WHAT IS REQUIRED. Transcribe every entry word for word, but skip the images.

* START DATA SHOWN *

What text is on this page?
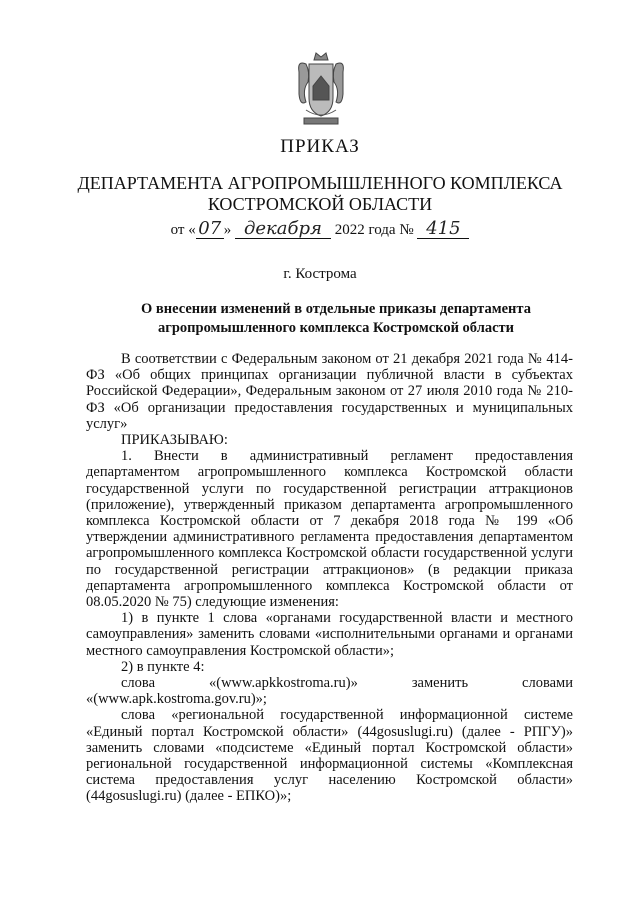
ПРИКАЗ
ДЕПАРТАМЕНТА АГРОПРОМЫШЛЕННОГО КОМПЛЕКСА
КОСТРОМСКОЙ ОБЛАСТИ
от « 07 » декабря 2022 года № 415
г. Кострома
О внесении изменений в отдельные приказы департамента
агропромышленного комплекса Костромской области

В соответствии с Федеральным законом от 21 декабря 2021 года № 414-ФЗ «Об общих принципах организации публичной власти в субъектах Российской Федерации», Федеральным законом от 27 июля 2010 года № 210-ФЗ «Об организации предоставления государственных и муниципальных услуг»

ПРИКАЗЫВАЮ:

1. Внести в административный регламент предоставления департаментом агропромышленного комплекса Костромской области государственной услуги по государственной регистрации аттракционов (приложение), утвержденный приказом департамента агропромышленного комплекса Костромской области от 7 декабря 2018 года № 199 «Об утверждении административного регламента предоставления департаментом агропромышленного комплекса Костромской области государственной услуги по государственной регистрации аттракционов» (в редакции приказа департамента агропромышленного комплекса Костромской области от 08.05.2020 № 75) следующие изменения:

1) в пункте 1 слова «органами государственной власти и местного самоуправления» заменить словами «исполнительными органами и органами местного самоуправления Костромской области»;

2) в пункте 4:

слова	«(www.apkkostroma.ru)»	заменить	словами

«(www.apk.kostroma.gov.ru)»;

слова «региональной государственной информационной системе «Единый портал Костромской области» (44gosuslugi.ru) (далее - РПГУ)» заменить словами «подсистеме «Единый портал Костромской области» региональной государственной информационной системы «Комплексная система предоставления услуг населению Костромской области» (44gosuslugi.ru) (далее - ЕПКО)»;
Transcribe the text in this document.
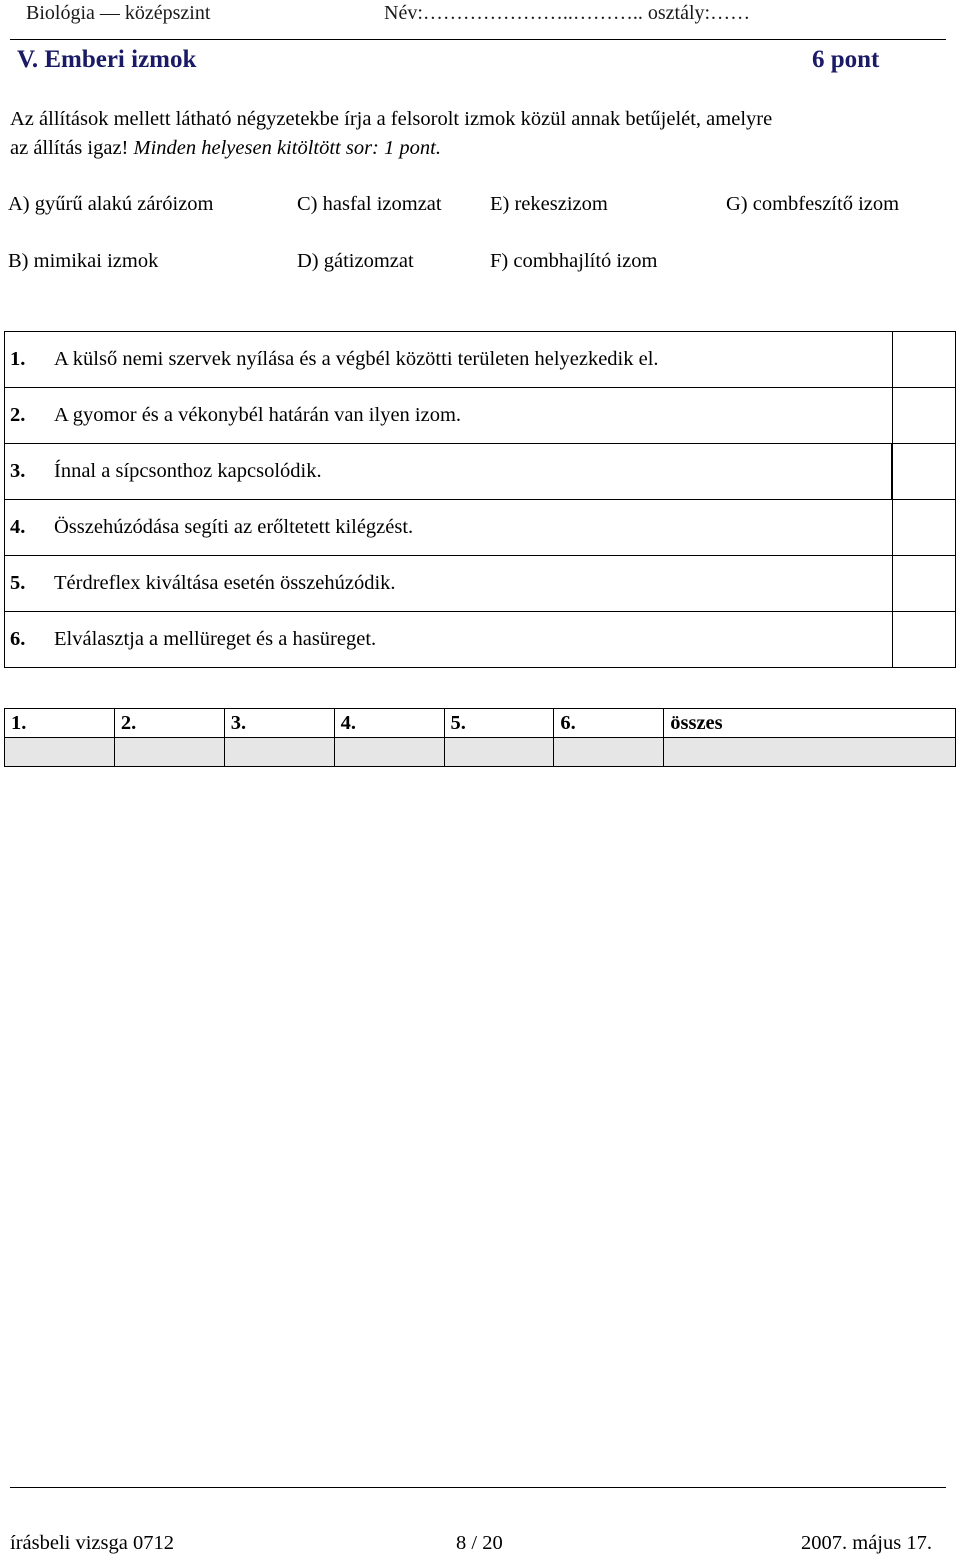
Biológia — középszint	Név:…………………..……….. osztály:……
V. Emberi izmok	6 pont
Az állítások mellett látható négyzetekbe írja a felsorolt izmok közül annak betűjelét, amelyre
az állítás igaz! Minden helyesen kitöltött sor: 1 pont.
A) gyűrű alakú záróizom	C) hasfal izomzat E) rekeszizom	G) combfeszítő izom
B) mimikai izmok	D) gátizomzat	F) combhajlító izom
1.	A külső nemi szervek nyílása és a végbél közötti területen helyezkedik el.	
2.	A gyomor és a vékonybél határán van ilyen izom.	
3.	Ínnal a sípcsonthoz kapcsolódik.

4.	Összehúzódása segíti az erőltetett kilégzést.	
5.	Térdreflex kiváltása esetén összehúzódik.	
6.	Elválasztja a mellüreget és a hasüreget.	
1.	2.	3.	4.	5.	6.	összes

írásbeli vizsga 0712	8 / 20	2007. május 17.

* END DATA SHOWN *

FINISHED TASK.
What text is on this page?
ПРИКАЗ
ДЕПАРТАМЕНТА АГРОПРОМЫШЛЕННОГО КОМПЛЕКСА
КОСТРОМСКОЙ ОБЛАСТИ
от « 07 » декабря 2022 года № 415
г. Кострома
О внесении изменений в отдельные приказы департамента
агропромышленного комплекса Костромской области

В соответствии с Федеральным законом от 21 декабря 2021 года № 414-ФЗ «Об общих принципах организации публичной власти в субъектах Российской Федерации», Федеральным законом от 27 июля 2010 года № 210-ФЗ «Об организации предоставления государственных и муниципальных услуг»

ПРИКАЗЫВАЮ:

1. Внести в административный регламент предоставления департаментом агропромышленного комплекса Костромской области государственной услуги по государственной регистрации аттракционов (приложение), утвержденный приказом департамента агропромышленного комплекса Костромской области от 7 декабря 2018 года № 199 «Об утверждении административного регламента предоставления департаментом агропромышленного комплекса Костромской области государственной услуги по государственной регистрации аттракционов» (в редакции приказа департамента агропромышленного комплекса Костромской области от 08.05.2020 № 75) следующие изменения:

1) в пункте 1 слова «органами государственной власти и местного самоуправления» заменить словами «исполнительными органами и органами местного самоуправления Костромской области»;

2) в пункте 4:

слова	«(www.apkkostroma.ru)»	заменить	словами

«(www.apk.kostroma.gov.ru)»;

слова «региональной государственной информационной системе «Единый портал Костромской области» (44gosuslugi.ru) (далее - РПГУ)» заменить словами «подсистеме «Единый портал Костромской области» региональной государственной информационной системы «Комплексная система предоставления услуг населению Костромской области» (44gosuslugi.ru) (далее - ЕПКО)»;
Transcribe the text in this document.
Biológia — középszint	Név:…………………..……….. osztály:……
V. Emberi izmok	6 pont
Az állítások mellett látható négyzetekbe írja a felsorolt izmok közül annak betűjelét, amelyre
az állítás igaz! Minden helyesen kitöltött sor: 1 pont.
A) gyűrű alakú záróizom	C) hasfal izomzat E) rekeszizom	G) combfeszítő izom
B) mimikai izmok	D) gátizomzat	F) combhajlító izom
1.	A külső nemi szervek nyílása és a végbél közötti területen helyezkedik el.	
2.	A gyomor és a vékonybél határán van ilyen izom.	
3.	Ínnal a sípcsonthoz kapcsolódik.

4.	Összehúzódása segíti az erőltetett kilégzést.	
5.	Térdreflex kiváltása esetén összehúzódik.	
6.	Elválasztja a mellüreget és a hasüreget.	
1.	2.	3.	4.	5.	6.	összes

írásbeli vizsga 0712	8 / 20	2007. május 17.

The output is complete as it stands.